◆ Short task: Repeat every line exactly, keeping the pictures out of the copy.

◆ Records to use:
——

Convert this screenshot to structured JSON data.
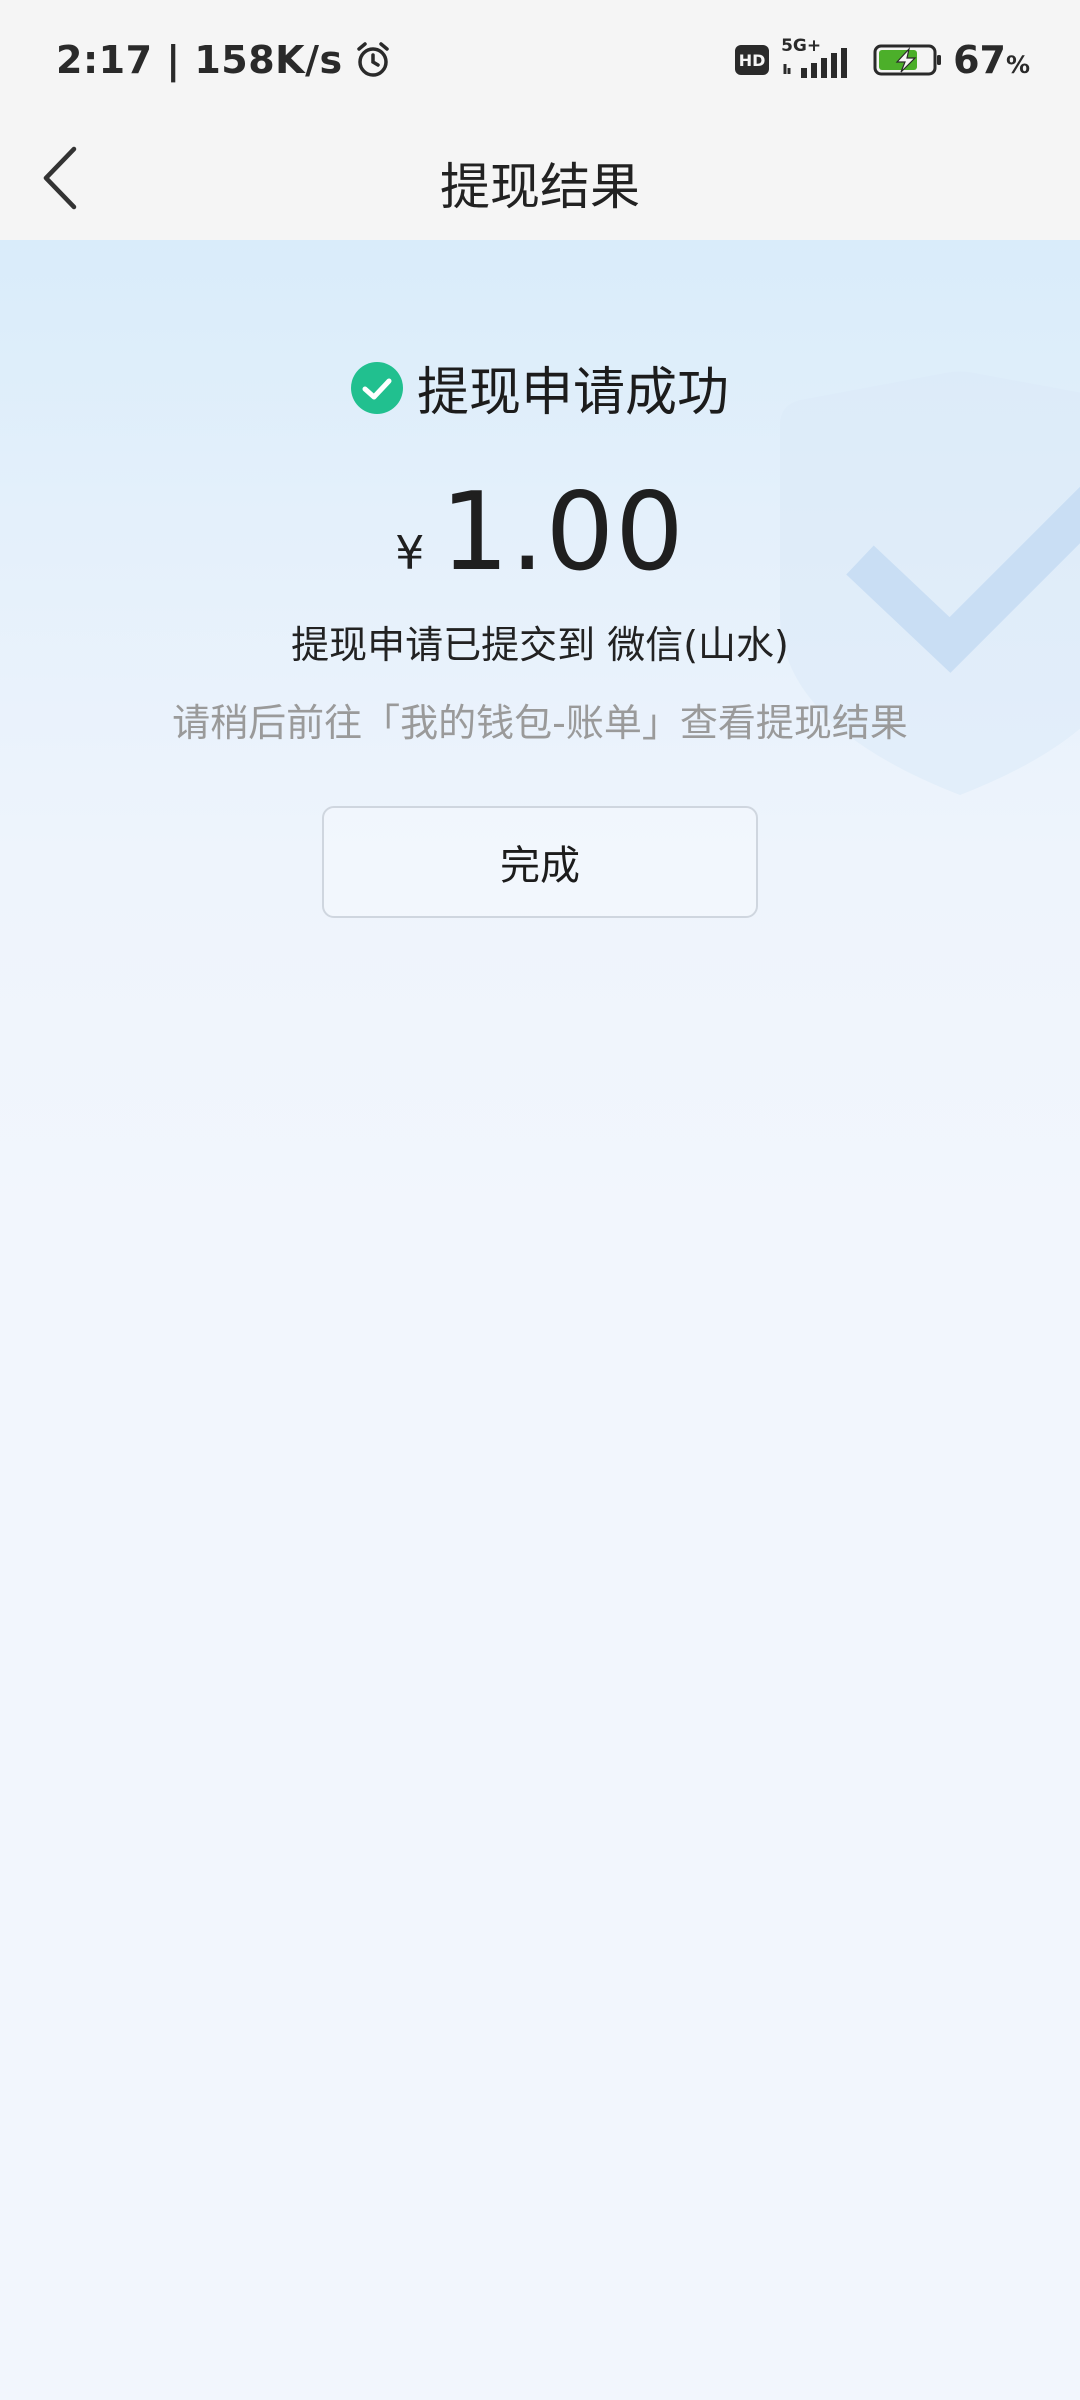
{
  "status_bar": {
    "time_speed": "2:17 | 158K/s",
    "hd_badge": "HD",
    "network_type": "5G+",
    "battery_percent": "67",
    "battery_unit": "%"
  },
  "nav": {
    "title": "提现结果"
  },
  "result": {
    "status_text": "提现申请成功",
    "currency_symbol": "¥",
    "amount": "1.00",
    "submitted_to": "提现申请已提交到 微信(山水)",
    "hint": "请稍后前往「我的钱包-账单」查看提现结果",
    "done_label": "完成"
  },
  "colors": {
    "success_green": "#21c08f",
    "battery_green": "#4caf2a",
    "background_blue": "#d9ecfa"
  }
}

——

◆ Written solution:
Convert this screenshot to structured JSON data.
{
  "status_bar": {
    "time_speed": "2:17 | 158K/s",
    "hd_badge": "HD",
    "network_type": "5G+",
    "battery_percent": "67",
    "battery_unit": "%"
  },
  "nav": {
    "title": "提现结果"
  },
  "result": {
    "status_text": "提现申请成功",
    "currency_symbol": "¥",
    "amount": "1.00",
    "submitted_to": "提现申请已提交到 微信(山水)",
    "hint": "请稍后前往「我的钱包-账单」查看提现结果",
    "done_label": "完成"
  },
  "colors": {
    "success_green": "#21c08f",
    "battery_green": "#4caf2a",
    "background_blue": "#d9ecfa"
  }
}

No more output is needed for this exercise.